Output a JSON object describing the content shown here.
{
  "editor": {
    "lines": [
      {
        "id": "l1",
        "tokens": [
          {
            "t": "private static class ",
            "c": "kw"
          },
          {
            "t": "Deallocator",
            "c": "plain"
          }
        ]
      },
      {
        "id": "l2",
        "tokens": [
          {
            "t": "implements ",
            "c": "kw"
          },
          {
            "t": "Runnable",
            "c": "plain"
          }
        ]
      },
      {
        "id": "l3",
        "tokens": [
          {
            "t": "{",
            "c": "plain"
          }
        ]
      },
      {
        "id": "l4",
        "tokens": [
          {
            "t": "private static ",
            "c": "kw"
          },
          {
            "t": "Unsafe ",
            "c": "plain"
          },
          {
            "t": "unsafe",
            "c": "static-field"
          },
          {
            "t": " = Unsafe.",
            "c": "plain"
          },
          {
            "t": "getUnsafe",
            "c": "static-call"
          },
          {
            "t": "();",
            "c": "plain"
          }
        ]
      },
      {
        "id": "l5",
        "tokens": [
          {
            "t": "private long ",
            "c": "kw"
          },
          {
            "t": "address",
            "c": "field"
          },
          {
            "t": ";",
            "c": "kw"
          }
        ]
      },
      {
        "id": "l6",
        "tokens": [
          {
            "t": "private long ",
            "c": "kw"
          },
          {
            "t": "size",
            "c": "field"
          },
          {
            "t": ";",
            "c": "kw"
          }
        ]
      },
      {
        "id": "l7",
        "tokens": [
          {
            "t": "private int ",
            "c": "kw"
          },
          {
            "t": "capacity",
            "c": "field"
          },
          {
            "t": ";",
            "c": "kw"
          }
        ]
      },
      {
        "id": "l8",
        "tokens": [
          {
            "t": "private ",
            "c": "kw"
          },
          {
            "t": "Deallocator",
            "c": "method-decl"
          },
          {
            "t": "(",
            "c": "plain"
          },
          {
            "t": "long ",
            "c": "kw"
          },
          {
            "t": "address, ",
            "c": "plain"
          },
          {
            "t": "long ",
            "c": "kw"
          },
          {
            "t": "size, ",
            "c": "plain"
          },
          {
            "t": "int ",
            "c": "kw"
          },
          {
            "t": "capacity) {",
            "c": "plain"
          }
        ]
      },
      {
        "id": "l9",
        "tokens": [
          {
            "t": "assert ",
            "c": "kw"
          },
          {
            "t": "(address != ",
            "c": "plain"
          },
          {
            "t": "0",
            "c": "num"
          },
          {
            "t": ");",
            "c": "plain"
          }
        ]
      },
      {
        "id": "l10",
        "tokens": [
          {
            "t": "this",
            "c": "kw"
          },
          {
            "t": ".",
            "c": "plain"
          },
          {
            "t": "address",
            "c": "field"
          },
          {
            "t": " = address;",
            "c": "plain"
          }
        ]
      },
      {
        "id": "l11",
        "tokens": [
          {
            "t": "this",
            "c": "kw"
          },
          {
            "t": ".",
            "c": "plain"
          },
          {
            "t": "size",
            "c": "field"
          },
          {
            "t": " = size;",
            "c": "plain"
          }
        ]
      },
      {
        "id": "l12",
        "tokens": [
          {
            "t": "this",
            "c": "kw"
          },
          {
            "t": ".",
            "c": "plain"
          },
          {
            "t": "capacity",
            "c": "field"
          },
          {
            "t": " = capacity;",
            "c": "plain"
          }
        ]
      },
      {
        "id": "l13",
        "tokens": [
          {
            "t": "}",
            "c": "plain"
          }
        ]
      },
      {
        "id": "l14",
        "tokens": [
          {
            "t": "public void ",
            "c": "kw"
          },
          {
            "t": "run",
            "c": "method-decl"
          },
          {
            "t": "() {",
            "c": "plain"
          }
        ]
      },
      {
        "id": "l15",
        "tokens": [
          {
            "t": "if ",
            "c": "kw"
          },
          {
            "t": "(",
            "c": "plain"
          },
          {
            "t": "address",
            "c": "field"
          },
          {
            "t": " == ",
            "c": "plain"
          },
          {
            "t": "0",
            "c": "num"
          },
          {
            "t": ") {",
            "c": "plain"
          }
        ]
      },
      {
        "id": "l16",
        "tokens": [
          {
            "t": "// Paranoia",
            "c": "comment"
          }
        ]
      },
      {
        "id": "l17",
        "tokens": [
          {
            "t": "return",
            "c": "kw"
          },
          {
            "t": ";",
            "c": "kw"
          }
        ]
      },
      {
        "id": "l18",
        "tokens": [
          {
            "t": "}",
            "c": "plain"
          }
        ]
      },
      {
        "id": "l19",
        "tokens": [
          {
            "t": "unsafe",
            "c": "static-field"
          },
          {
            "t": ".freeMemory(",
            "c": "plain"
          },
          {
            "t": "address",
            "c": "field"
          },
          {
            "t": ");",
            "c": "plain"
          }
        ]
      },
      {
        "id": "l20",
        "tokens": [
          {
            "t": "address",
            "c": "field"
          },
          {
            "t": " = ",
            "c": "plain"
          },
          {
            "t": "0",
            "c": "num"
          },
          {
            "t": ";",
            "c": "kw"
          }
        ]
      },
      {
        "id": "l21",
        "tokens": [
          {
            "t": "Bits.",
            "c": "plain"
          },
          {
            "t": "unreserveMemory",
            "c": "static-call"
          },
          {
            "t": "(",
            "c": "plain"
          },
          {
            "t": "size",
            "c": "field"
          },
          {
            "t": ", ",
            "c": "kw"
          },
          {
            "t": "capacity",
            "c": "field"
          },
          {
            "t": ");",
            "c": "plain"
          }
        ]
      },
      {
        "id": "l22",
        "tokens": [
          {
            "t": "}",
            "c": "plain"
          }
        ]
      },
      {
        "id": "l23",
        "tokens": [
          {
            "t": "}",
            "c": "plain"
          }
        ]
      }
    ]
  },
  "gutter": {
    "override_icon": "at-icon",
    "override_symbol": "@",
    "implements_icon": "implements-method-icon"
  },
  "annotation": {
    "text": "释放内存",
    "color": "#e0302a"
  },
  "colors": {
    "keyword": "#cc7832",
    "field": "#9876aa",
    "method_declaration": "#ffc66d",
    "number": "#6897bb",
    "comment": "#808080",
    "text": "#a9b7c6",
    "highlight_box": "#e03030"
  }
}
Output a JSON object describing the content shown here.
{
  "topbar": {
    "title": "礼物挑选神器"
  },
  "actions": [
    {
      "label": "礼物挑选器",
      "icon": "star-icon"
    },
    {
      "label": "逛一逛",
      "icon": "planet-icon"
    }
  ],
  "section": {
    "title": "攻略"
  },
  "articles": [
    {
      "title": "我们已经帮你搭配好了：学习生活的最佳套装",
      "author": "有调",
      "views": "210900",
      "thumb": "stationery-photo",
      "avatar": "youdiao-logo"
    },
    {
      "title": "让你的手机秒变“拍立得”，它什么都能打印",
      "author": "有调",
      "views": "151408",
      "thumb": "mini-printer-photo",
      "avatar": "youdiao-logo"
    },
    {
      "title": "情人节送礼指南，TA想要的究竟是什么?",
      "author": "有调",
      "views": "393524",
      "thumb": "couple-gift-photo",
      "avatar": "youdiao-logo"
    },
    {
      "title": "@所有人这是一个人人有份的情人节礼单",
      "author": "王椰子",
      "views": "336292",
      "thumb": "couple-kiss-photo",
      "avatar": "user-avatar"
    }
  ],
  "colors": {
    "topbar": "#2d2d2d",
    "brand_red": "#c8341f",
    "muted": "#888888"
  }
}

○ ○ ○ ○ ○

--- Directive ---
Copy the material above, line for line.

--- Result of this task ---
Output a JSON object describing the content shown here.
{
  "editor": {
    "lines": [
      {
        "id": "l1",
        "tokens": [
          {
            "t": "private static class ",
            "c": "kw"
          },
          {
            "t": "Deallocator",
            "c": "plain"
          }
        ]
      },
      {
        "id": "l2",
        "tokens": [
          {
            "t": "implements ",
            "c": "kw"
          },
          {
            "t": "Runnable",
            "c": "plain"
          }
        ]
      },
      {
        "id": "l3",
        "tokens": [
          {
            "t": "{",
            "c": "plain"
          }
        ]
      },
      {
        "id": "l4",
        "tokens": [
          {
            "t": "private static ",
            "c": "kw"
          },
          {
            "t": "Unsafe ",
            "c": "plain"
          },
          {
            "t": "unsafe",
            "c": "static-field"
          },
          {
            "t": " = Unsafe.",
            "c": "plain"
          },
          {
            "t": "getUnsafe",
            "c": "static-call"
          },
          {
            "t": "();",
            "c": "plain"
          }
        ]
      },
      {
        "id": "l5",
        "tokens": [
          {
            "t": "private long ",
            "c": "kw"
          },
          {
            "t": "address",
            "c": "field"
          },
          {
            "t": ";",
            "c": "kw"
          }
        ]
      },
      {
        "id": "l6",
        "tokens": [
          {
            "t": "private long ",
            "c": "kw"
          },
          {
            "t": "size",
            "c": "field"
          },
          {
            "t": ";",
            "c": "kw"
          }
        ]
      },
      {
        "id": "l7",
        "tokens": [
          {
            "t": "private int ",
            "c": "kw"
          },
          {
            "t": "capacity",
            "c": "field"
          },
          {
            "t": ";",
            "c": "kw"
          }
        ]
      },
      {
        "id": "l8",
        "tokens": [
          {
            "t": "private ",
            "c": "kw"
          },
          {
            "t": "Deallocator",
            "c": "method-decl"
          },
          {
            "t": "(",
            "c": "plain"
          },
          {
            "t": "long ",
            "c": "kw"
          },
          {
            "t": "address, ",
            "c": "plain"
          },
          {
            "t": "long ",
            "c": "kw"
          },
          {
            "t": "size, ",
            "c": "plain"
          },
          {
            "t": "int ",
            "c": "kw"
          },
          {
            "t": "capacity) {",
            "c": "plain"
          }
        ]
      },
      {
        "id": "l9",
        "tokens": [
          {
            "t": "assert ",
            "c": "kw"
          },
          {
            "t": "(address != ",
            "c": "plain"
          },
          {
            "t": "0",
            "c": "num"
          },
          {
            "t": ");",
            "c": "plain"
          }
        ]
      },
      {
        "id": "l10",
        "tokens": [
          {
            "t": "this",
            "c": "kw"
          },
          {
            "t": ".",
            "c": "plain"
          },
          {
            "t": "address",
            "c": "field"
          },
          {
            "t": " = address;",
            "c": "plain"
          }
        ]
      },
      {
        "id": "l11",
        "tokens": [
          {
            "t": "this",
            "c": "kw"
          },
          {
            "t": ".",
            "c": "plain"
          },
          {
            "t": "size",
            "c": "field"
          },
          {
            "t": " = size;",
            "c": "plain"
          }
        ]
      },
      {
        "id": "l12",
        "tokens": [
          {
            "t": "this",
            "c": "kw"
          },
          {
            "t": ".",
            "c": "plain"
          },
          {
            "t": "capacity",
            "c": "field"
          },
          {
            "t": " = capacity;",
            "c": "plain"
          }
        ]
      },
      {
        "id": "l13",
        "tokens": [
          {
            "t": "}",
            "c": "plain"
          }
        ]
      },
      {
        "id": "l14",
        "tokens": [
          {
            "t": "public void ",
            "c": "kw"
          },
          {
            "t": "run",
            "c": "method-decl"
          },
          {
            "t": "() {",
            "c": "plain"
          }
        ]
      },
      {
        "id": "l15",
        "tokens": [
          {
            "t": "if ",
            "c": "kw"
          },
          {
            "t": "(",
            "c": "plain"
          },
          {
            "t": "address",
            "c": "field"
          },
          {
            "t": " == ",
            "c": "plain"
          },
          {
            "t": "0",
            "c": "num"
          },
          {
            "t": ") {",
            "c": "plain"
          }
        ]
      },
      {
        "id": "l16",
        "tokens": [
          {
            "t": "// Paranoia",
            "c": "comment"
          }
        ]
      },
      {
        "id": "l17",
        "tokens": [
          {
            "t": "return",
            "c": "kw"
          },
          {
            "t": ";",
            "c": "kw"
          }
        ]
      },
      {
        "id": "l18",
        "tokens": [
          {
            "t": "}",
            "c": "plain"
          }
        ]
      },
      {
        "id": "l19",
        "tokens": [
          {
            "t": "unsafe",
            "c": "static-field"
          },
          {
            "t": ".freeMemory(",
            "c": "plain"
          },
          {
            "t": "address",
            "c": "field"
          },
          {
            "t": ");",
            "c": "plain"
          }
        ]
      },
      {
        "id": "l20",
        "tokens": [
          {
            "t": "address",
            "c": "field"
          },
          {
            "t": " = ",
            "c": "plain"
          },
          {
            "t": "0",
            "c": "num"
          },
          {
            "t": ";",
            "c": "kw"
          }
        ]
      },
      {
        "id": "l21",
        "tokens": [
          {
            "t": "Bits.",
            "c": "plain"
          },
          {
            "t": "unreserveMemory",
            "c": "static-call"
          },
          {
            "t": "(",
            "c": "plain"
          },
          {
            "t": "size",
            "c": "field"
          },
          {
            "t": ", ",
            "c": "kw"
          },
          {
            "t": "capacity",
            "c": "field"
          },
          {
            "t": ");",
            "c": "plain"
          }
        ]
      },
      {
        "id": "l22",
        "tokens": [
          {
            "t": "}",
            "c": "plain"
          }
        ]
      },
      {
        "id": "l23",
        "tokens": [
          {
            "t": "}",
            "c": "plain"
          }
        ]
      }
    ]
  },
  "gutter": {
    "override_icon": "at-icon",
    "override_symbol": "@",
    "implements_icon": "implements-method-icon"
  },
  "annotation": {
    "text": "释放内存",
    "color": "#e0302a"
  },
  "colors": {
    "keyword": "#cc7832",
    "field": "#9876aa",
    "method_declaration": "#ffc66d",
    "number": "#6897bb",
    "comment": "#808080",
    "text": "#a9b7c6",
    "highlight_box": "#e03030"
  }
}
Output a JSON object describing the content shown here.
{
  "topbar": {
    "title": "礼物挑选神器"
  },
  "actions": [
    {
      "label": "礼物挑选器",
      "icon": "star-icon"
    },
    {
      "label": "逛一逛",
      "icon": "planet-icon"
    }
  ],
  "section": {
    "title": "攻略"
  },
  "articles": [
    {
      "title": "我们已经帮你搭配好了：学习生活的最佳套装",
      "author": "有调",
      "views": "210900",
      "thumb": "stationery-photo",
      "avatar": "youdiao-logo"
    },
    {
      "title": "让你的手机秒变“拍立得”，它什么都能打印",
      "author": "有调",
      "views": "151408",
      "thumb": "mini-printer-photo",
      "avatar": "youdiao-logo"
    },
    {
      "title": "情人节送礼指南，TA想要的究竟是什么?",
      "author": "有调",
      "views": "393524",
      "thumb": "couple-gift-photo",
      "avatar": "youdiao-logo"
    },
    {
      "title": "@所有人这是一个人人有份的情人节礼单",
      "author": "王椰子",
      "views": "336292",
      "thumb": "couple-kiss-photo",
      "avatar": "user-avatar"
    }
  ],
  "colors": {
    "topbar": "#2d2d2d",
    "brand_red": "#c8341f",
    "muted": "#888888"
  }
}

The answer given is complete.